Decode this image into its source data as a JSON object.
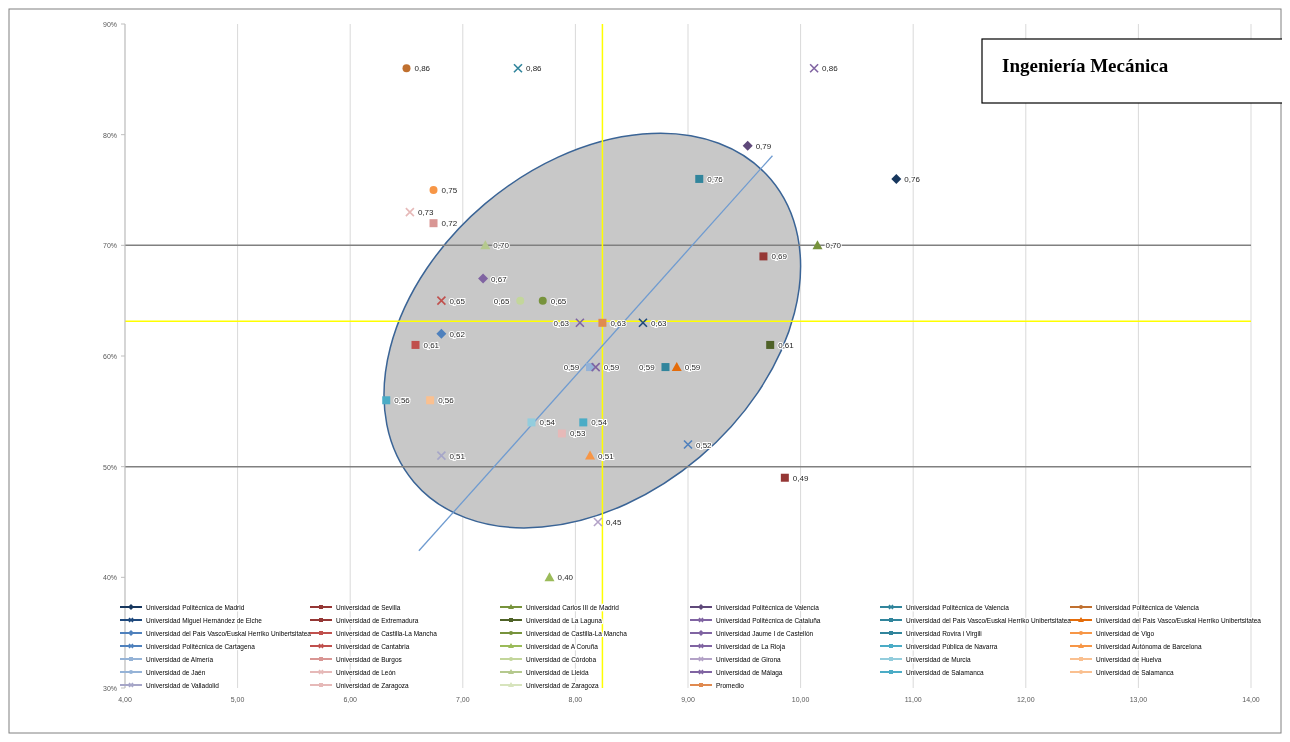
{
  "chart_data": {
    "type": "scatter",
    "title": "Ingeniería Mecánica",
    "xlim": [
      4,
      14
    ],
    "xticks": [
      {
        "value": 4,
        "label": "4,00"
      },
      {
        "value": 5,
        "label": "5,00"
      },
      {
        "value": 6,
        "label": "6,00"
      },
      {
        "value": 7,
        "label": "7,00"
      },
      {
        "value": 8,
        "label": "8,00"
      },
      {
        "value": 9,
        "label": "9,00"
      },
      {
        "value": 10,
        "label": "10,00"
      },
      {
        "value": 11,
        "label": "11,00"
      },
      {
        "value": 12,
        "label": "12,00"
      },
      {
        "value": 13,
        "label": "13,00"
      },
      {
        "value": 14,
        "label": "14,00"
      }
    ],
    "ylim": [
      0.3,
      0.9
    ],
    "yticks": [
      {
        "value": 0.3,
        "label": "30%"
      },
      {
        "value": 0.4,
        "label": "40%"
      },
      {
        "value": 0.5,
        "label": "50%"
      },
      {
        "value": 0.6,
        "label": "60%"
      },
      {
        "value": 0.7,
        "label": "70%"
      },
      {
        "value": 0.8,
        "label": "80%"
      },
      {
        "value": 0.9,
        "label": "90%"
      }
    ],
    "grid": "x",
    "legend": "bottom",
    "ref_lines": [
      {
        "axis": "y",
        "value": 0.7,
        "color": "#808080"
      },
      {
        "axis": "y",
        "value": 0.5,
        "color": "#808080"
      },
      {
        "axis": "x",
        "value": 8.24,
        "color": "#ffff00"
      },
      {
        "axis": "y",
        "value": 0.6315,
        "color": "#ffff00"
      }
    ],
    "series": [
      {
        "name": "Universidad Politécnica de Madrid",
        "color": "#17375e",
        "marker": "diamond",
        "x": [
          10.85
        ],
        "values": [
          0.76
        ],
        "value_labels": [
          "0,76"
        ]
      },
      {
        "name": "Universidad de Sevilla",
        "color": "#953735",
        "marker": "square",
        "x": [
          9.86
        ],
        "values": [
          0.49
        ],
        "value_labels": [
          "0,49"
        ]
      },
      {
        "name": "Universidad Carlos III de Madrid",
        "color": "#77933c",
        "marker": "triangle",
        "x": [
          10.15
        ],
        "values": [
          0.7
        ],
        "value_labels": [
          "0,70"
        ]
      },
      {
        "name": "Universidad Politécnica de Valencia",
        "color": "#5f497a",
        "marker": "diamond",
        "x": [
          9.53
        ],
        "values": [
          0.79
        ],
        "value_labels": [
          "0,79"
        ]
      },
      {
        "name": "Universidad Politécnica de Valencia",
        "color": "#31859c",
        "marker": "cross",
        "x": [
          7.49
        ],
        "values": [
          0.86
        ],
        "value_labels": [
          "0,86"
        ]
      },
      {
        "name": "Universidad Politécnica de Valencia",
        "color": "#c0702f",
        "marker": "circle",
        "x": [
          6.5
        ],
        "values": [
          0.86
        ],
        "value_labels": [
          "0,86"
        ]
      },
      {
        "name": "Universidad Miguel Hernández de Elche",
        "color": "#1f497d",
        "marker": "cross",
        "x": [
          8.6
        ],
        "values": [
          0.63
        ],
        "value_labels": [
          "0,63"
        ]
      },
      {
        "name": "Universidad de Extremadura",
        "color": "#953735",
        "marker": "square",
        "x": [
          9.67
        ],
        "values": [
          0.69
        ],
        "value_labels": [
          "0,69"
        ]
      },
      {
        "name": "Universidad de La Laguna",
        "color": "#4f6228",
        "marker": "square",
        "x": [
          9.73
        ],
        "values": [
          0.61
        ],
        "value_labels": [
          "0,61"
        ]
      },
      {
        "name": "Universidad Politécnica de Cataluña",
        "color": "#8064a2",
        "marker": "cross",
        "x": [
          8.04
        ],
        "values": [
          0.63
        ],
        "value_labels": [
          "0,63"
        ]
      },
      {
        "name": "Universidad del País Vasco/Euskal Herriko Unibertsitatea",
        "color": "#31859c",
        "marker": "square",
        "x": [
          9.1
        ],
        "values": [
          0.76
        ],
        "value_labels": [
          "0,76"
        ]
      },
      {
        "name": "Universidad del País Vasco/Euskal Herriko Unibertsitatea",
        "color": "#e46c0a",
        "marker": "triangle",
        "x": [
          8.9
        ],
        "values": [
          0.59
        ],
        "value_labels": [
          "0,59"
        ]
      },
      {
        "name": "Universidad del País Vasco/Euskal Herriko Unibertsitatea",
        "color": "#4f81bd",
        "marker": "diamond",
        "x": [
          6.81
        ],
        "values": [
          0.62
        ],
        "value_labels": [
          "0,62"
        ]
      },
      {
        "name": "Universidad de Castilla-La Mancha",
        "color": "#c0504d",
        "marker": "square",
        "x": [
          6.58
        ],
        "values": [
          0.61
        ],
        "value_labels": [
          "0,61"
        ]
      },
      {
        "name": "Universidad de Castilla-La Mancha",
        "color": "#77933c",
        "marker": "circle",
        "x": [
          7.71
        ],
        "values": [
          0.65
        ],
        "value_labels": [
          "0,65"
        ]
      },
      {
        "name": "Universidad Jaume I de Castellón",
        "color": "#8064a2",
        "marker": "diamond",
        "x": [
          7.18
        ],
        "values": [
          0.67
        ],
        "value_labels": [
          "0,67"
        ]
      },
      {
        "name": "Universidad Rovira i Virgili",
        "color": "#31859c",
        "marker": "square",
        "x": [
          8.8
        ],
        "values": [
          0.59
        ],
        "value_labels": [
          "0,59"
        ]
      },
      {
        "name": "Universidad de Vigo",
        "color": "#f79646",
        "marker": "circle",
        "x": [
          6.74
        ],
        "values": [
          0.75
        ],
        "value_labels": [
          "0,75"
        ]
      },
      {
        "name": "Universidad Politécnica de Cartagena",
        "color": "#4f81bd",
        "marker": "cross",
        "x": [
          9.0
        ],
        "values": [
          0.52
        ],
        "value_labels": [
          "0,52"
        ]
      },
      {
        "name": "Universidad de Cantabria",
        "color": "#c0504d",
        "marker": "cross",
        "x": [
          6.81
        ],
        "values": [
          0.65
        ],
        "value_labels": [
          "0,65"
        ]
      },
      {
        "name": "Universidad de A Coruña",
        "color": "#9bbb59",
        "marker": "triangle",
        "x": [
          7.77
        ],
        "values": [
          0.4
        ],
        "value_labels": [
          "0,40"
        ]
      },
      {
        "name": "Universidad de La Rioja",
        "color": "#8064a2",
        "marker": "cross",
        "x": [
          10.12
        ],
        "values": [
          0.86
        ],
        "value_labels": [
          "0,86"
        ]
      },
      {
        "name": "Universidad Pública de Navarra",
        "color": "#4bacc6",
        "marker": "square",
        "x": [
          6.32
        ],
        "values": [
          0.56
        ],
        "value_labels": [
          "0,56"
        ]
      },
      {
        "name": "Universidad Autónoma de Barcelona",
        "color": "#f79646",
        "marker": "triangle",
        "x": [
          8.13
        ],
        "values": [
          0.51
        ],
        "value_labels": [
          "0,51"
        ]
      },
      {
        "name": "Universidad de Almería",
        "color": "#95b3d7",
        "marker": "square",
        "x": [
          8.13
        ],
        "values": [
          0.59
        ],
        "value_labels": [
          "0,59"
        ]
      },
      {
        "name": "Universidad de Burgos",
        "color": "#d99694",
        "marker": "square",
        "x": [
          6.74
        ],
        "values": [
          0.72
        ],
        "value_labels": [
          "0,72"
        ]
      },
      {
        "name": "Universidad de Córdoba",
        "color": "#c3d69b",
        "marker": "circle",
        "x": [
          7.51
        ],
        "values": [
          0.65
        ],
        "value_labels": [
          "0,65"
        ]
      },
      {
        "name": "Universidad de Girona",
        "color": "#b3a2c7",
        "marker": "cross",
        "x": [
          8.2
        ],
        "values": [
          0.45
        ],
        "value_labels": [
          "0,45"
        ]
      },
      {
        "name": "Universidad de Murcia",
        "color": "#93cddd",
        "marker": "square",
        "x": [
          7.61
        ],
        "values": [
          0.54
        ],
        "value_labels": [
          "0,54"
        ]
      },
      {
        "name": "Universidad de Huelva",
        "color": "#fac090",
        "marker": "square",
        "x": [
          6.71
        ],
        "values": [
          0.56
        ],
        "value_labels": [
          "0,56"
        ]
      },
      {
        "name": "Universidad de Jaén",
        "color": "#95b3d7",
        "marker": "circle",
        "x": [
          null
        ],
        "values": [
          null
        ]
      },
      {
        "name": "Universidad de León",
        "color": "#e6b9b8",
        "marker": "cross",
        "x": [
          6.53
        ],
        "values": [
          0.73
        ],
        "value_labels": [
          "0,73"
        ]
      },
      {
        "name": "Universidad de Lleida",
        "color": "#b5c98e",
        "marker": "triangle",
        "x": [
          7.2
        ],
        "values": [
          0.7
        ],
        "value_labels": [
          "0,70"
        ]
      },
      {
        "name": "Universidad de Málaga",
        "color": "#8064a2",
        "marker": "cross",
        "x": [
          8.18
        ],
        "values": [
          0.59
        ],
        "value_labels": [
          "0,59"
        ]
      },
      {
        "name": "Universidad de Salamanca",
        "color": "#4bacc6",
        "marker": "square",
        "x": [
          8.07
        ],
        "values": [
          0.54
        ],
        "value_labels": [
          "0,54"
        ]
      },
      {
        "name": "Universidad de Salamanca",
        "color": "#fac090",
        "marker": "circle",
        "x": [
          null
        ],
        "values": [
          null
        ]
      },
      {
        "name": "Universidad de Valladolid",
        "color": "#a6a6c8",
        "marker": "cross",
        "x": [
          6.81
        ],
        "values": [
          0.51
        ],
        "value_labels": [
          "0,51"
        ]
      },
      {
        "name": "Universidad de Zaragoza",
        "color": "#e6b9b8",
        "marker": "square",
        "x": [
          7.88
        ],
        "values": [
          0.53
        ],
        "value_labels": [
          "0,53"
        ]
      },
      {
        "name": "Universidad de Zaragoza",
        "color": "#d7e4bd",
        "marker": "triangle",
        "x": [
          null
        ],
        "values": [
          null
        ]
      },
      {
        "name": "Promedio",
        "color": "#e08a50",
        "marker": "square",
        "x": [
          8.24
        ],
        "values": [
          0.63
        ],
        "value_labels": [
          "0,63"
        ]
      },
      {
        "type": "line",
        "color": "#6f9bd0",
        "x": [
          6.61,
          9.75
        ],
        "values": [
          0.424,
          0.781
        ]
      }
    ]
  }
}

^^^^^^^^

* GOAL:
Return every line holding the word "Madrid" from the records.

* ANSWER TO THIS PROBLEM:
        "name": "Universidad Politécnica de Madrid",
        "name": "Universidad Carlos III de Madrid",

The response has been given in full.